In the listing that follows, count the lines holding the word "Control" and report only that number.

* START *

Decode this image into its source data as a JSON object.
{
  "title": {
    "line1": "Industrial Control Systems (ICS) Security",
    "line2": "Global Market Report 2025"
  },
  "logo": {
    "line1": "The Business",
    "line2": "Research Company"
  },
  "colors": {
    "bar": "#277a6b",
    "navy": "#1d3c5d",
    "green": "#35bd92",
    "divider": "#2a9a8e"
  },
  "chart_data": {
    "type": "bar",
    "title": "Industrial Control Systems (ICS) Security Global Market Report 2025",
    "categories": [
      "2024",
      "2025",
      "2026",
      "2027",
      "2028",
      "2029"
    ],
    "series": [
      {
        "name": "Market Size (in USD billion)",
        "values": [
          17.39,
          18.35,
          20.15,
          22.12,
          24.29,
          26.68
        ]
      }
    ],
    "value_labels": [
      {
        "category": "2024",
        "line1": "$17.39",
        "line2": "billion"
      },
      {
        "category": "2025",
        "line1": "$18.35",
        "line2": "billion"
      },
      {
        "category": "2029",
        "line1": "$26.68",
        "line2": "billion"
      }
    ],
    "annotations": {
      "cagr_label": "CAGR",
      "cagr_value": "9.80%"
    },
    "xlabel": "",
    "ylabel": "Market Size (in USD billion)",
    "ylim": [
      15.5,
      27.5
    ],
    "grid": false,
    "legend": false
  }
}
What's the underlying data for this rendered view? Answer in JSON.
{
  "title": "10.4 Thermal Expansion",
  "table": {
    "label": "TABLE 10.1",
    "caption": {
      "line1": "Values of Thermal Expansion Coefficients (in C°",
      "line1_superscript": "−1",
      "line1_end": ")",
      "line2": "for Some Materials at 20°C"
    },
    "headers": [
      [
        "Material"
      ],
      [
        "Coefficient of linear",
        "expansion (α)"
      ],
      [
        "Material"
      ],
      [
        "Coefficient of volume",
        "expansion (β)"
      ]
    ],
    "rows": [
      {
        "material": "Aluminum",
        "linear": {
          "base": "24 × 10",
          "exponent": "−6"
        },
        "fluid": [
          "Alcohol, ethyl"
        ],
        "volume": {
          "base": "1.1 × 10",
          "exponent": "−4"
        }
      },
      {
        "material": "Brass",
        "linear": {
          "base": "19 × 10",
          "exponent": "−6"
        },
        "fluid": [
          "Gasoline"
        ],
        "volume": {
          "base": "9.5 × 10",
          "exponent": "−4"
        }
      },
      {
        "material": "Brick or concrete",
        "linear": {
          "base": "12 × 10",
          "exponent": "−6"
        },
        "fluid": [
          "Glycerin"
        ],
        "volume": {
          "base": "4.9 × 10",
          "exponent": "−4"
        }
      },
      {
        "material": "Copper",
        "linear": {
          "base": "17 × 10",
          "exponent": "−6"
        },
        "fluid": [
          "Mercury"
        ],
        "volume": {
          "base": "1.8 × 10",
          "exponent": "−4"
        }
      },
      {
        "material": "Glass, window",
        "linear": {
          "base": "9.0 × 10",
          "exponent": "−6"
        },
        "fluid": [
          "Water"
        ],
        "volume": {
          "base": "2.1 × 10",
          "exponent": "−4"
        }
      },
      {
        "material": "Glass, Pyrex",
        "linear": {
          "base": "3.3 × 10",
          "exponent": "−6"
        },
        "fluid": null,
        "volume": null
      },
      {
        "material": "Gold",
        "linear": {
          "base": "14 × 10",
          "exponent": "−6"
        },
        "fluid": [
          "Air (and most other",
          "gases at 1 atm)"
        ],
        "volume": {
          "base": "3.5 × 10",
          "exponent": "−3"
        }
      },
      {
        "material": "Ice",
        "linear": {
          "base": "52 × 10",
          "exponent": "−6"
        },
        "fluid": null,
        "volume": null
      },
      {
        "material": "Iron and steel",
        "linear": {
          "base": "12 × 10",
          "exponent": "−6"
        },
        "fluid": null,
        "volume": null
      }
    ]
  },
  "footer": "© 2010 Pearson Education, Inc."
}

* END *

> [Output of the exercise]: 2